**What needs to be done**
Pull every line with the word "values" out of the entries below.

**Data supplied**
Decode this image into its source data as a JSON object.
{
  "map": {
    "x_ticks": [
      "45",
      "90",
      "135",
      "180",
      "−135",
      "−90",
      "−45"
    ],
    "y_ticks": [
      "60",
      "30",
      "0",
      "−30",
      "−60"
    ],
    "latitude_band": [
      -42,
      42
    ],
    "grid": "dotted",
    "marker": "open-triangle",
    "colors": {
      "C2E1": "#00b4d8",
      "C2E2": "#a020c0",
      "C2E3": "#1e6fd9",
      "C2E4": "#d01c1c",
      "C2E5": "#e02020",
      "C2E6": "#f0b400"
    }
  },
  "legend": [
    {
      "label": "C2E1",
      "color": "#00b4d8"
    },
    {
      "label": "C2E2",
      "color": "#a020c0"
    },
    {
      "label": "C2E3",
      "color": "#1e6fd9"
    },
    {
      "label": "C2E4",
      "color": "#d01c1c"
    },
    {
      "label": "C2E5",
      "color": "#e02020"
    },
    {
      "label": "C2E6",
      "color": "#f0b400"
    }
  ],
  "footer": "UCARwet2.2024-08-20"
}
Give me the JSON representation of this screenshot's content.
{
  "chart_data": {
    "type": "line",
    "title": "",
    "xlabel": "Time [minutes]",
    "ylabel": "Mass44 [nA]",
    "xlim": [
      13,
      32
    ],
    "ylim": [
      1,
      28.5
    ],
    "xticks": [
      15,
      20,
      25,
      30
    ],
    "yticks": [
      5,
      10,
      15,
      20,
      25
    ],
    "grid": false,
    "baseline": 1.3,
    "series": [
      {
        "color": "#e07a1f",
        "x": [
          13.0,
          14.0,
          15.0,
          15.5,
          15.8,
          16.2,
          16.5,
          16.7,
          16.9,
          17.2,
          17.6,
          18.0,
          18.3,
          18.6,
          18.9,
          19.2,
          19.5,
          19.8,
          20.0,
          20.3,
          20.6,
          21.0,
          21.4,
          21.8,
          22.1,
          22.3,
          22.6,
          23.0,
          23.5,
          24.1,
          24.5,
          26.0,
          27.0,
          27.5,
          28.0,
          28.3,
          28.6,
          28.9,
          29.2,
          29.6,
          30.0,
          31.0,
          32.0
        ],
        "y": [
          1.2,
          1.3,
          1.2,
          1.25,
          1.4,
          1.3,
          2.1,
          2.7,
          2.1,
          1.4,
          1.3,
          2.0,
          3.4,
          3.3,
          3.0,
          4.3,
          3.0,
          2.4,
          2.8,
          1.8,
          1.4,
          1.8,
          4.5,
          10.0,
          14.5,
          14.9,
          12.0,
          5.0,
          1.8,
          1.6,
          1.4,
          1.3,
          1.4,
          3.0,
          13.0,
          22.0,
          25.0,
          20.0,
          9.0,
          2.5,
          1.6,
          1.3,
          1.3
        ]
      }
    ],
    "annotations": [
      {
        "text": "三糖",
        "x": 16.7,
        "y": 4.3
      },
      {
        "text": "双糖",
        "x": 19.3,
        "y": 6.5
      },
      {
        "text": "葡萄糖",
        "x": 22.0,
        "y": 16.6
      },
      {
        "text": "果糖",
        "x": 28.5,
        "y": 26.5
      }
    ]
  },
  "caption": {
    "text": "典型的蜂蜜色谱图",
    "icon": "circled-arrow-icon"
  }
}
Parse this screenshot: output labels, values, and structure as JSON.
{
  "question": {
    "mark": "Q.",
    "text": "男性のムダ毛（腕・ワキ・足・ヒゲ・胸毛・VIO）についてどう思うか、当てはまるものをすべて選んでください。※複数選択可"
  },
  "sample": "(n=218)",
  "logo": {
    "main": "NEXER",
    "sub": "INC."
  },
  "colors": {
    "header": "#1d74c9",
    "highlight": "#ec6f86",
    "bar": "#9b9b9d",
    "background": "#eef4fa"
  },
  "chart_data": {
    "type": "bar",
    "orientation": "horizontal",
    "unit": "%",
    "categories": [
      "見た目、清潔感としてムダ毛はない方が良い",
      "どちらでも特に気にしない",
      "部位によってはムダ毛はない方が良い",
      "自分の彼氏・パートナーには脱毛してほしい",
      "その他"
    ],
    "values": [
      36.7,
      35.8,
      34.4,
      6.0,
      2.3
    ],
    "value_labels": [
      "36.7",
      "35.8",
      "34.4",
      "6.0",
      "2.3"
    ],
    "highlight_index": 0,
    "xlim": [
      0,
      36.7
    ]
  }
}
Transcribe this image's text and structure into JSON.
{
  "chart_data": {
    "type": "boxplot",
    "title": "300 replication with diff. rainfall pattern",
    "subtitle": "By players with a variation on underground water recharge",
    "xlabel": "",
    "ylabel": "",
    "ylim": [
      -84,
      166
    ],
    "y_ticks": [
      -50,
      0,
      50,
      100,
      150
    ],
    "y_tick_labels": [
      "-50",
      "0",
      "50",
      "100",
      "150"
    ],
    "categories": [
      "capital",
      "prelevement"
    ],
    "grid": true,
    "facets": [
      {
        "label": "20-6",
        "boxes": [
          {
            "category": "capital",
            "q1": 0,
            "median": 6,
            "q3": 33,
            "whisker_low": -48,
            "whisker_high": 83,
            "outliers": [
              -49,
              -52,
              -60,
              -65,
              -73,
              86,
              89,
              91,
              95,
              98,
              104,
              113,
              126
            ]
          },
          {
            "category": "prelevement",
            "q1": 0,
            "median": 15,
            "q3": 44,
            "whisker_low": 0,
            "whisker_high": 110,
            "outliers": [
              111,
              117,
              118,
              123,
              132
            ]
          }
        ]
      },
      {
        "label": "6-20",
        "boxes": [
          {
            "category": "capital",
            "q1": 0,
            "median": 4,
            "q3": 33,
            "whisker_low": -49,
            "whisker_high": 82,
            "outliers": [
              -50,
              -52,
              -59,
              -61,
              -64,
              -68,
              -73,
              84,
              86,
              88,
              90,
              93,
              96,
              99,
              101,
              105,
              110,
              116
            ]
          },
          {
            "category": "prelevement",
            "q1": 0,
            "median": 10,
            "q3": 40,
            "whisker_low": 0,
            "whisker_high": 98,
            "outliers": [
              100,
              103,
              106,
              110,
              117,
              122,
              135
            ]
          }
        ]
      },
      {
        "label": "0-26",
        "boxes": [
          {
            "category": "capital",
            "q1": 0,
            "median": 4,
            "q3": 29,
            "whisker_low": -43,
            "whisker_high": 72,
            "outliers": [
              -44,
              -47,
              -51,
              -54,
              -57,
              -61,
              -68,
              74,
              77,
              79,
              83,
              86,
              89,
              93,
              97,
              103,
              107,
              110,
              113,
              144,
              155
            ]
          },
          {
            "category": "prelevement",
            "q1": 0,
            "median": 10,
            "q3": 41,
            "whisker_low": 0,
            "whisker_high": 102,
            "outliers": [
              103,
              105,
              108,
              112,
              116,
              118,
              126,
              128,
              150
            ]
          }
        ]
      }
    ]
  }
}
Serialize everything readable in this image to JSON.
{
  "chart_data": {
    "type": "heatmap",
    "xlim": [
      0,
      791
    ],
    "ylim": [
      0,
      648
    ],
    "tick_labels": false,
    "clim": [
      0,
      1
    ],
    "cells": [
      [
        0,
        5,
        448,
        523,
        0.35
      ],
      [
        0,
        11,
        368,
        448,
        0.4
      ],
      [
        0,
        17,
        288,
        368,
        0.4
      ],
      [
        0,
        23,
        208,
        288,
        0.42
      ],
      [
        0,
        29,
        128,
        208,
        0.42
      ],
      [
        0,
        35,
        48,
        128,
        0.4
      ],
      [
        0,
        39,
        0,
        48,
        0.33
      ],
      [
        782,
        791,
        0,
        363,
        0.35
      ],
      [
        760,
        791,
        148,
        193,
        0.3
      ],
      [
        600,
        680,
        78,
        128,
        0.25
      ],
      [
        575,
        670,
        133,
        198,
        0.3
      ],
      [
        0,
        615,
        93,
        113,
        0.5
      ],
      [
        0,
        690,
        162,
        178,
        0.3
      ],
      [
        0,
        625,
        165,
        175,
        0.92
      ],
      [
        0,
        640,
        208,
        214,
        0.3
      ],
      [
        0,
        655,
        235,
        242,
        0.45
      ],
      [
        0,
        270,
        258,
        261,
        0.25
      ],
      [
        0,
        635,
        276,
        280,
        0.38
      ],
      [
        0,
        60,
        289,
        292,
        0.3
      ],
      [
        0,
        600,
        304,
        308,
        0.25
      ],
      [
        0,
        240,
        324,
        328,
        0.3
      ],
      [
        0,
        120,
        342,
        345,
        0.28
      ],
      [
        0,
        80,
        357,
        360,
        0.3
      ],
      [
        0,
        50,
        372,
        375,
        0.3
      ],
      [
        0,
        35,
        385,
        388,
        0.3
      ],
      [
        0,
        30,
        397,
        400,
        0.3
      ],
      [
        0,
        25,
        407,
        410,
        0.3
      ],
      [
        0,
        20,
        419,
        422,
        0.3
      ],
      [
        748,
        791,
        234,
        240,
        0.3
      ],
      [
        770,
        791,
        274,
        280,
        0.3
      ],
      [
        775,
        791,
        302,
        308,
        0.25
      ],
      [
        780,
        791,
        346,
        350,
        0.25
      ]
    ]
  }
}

**Result**
Parse this screenshot: output labels, values, and structure as JSON.
    "values": [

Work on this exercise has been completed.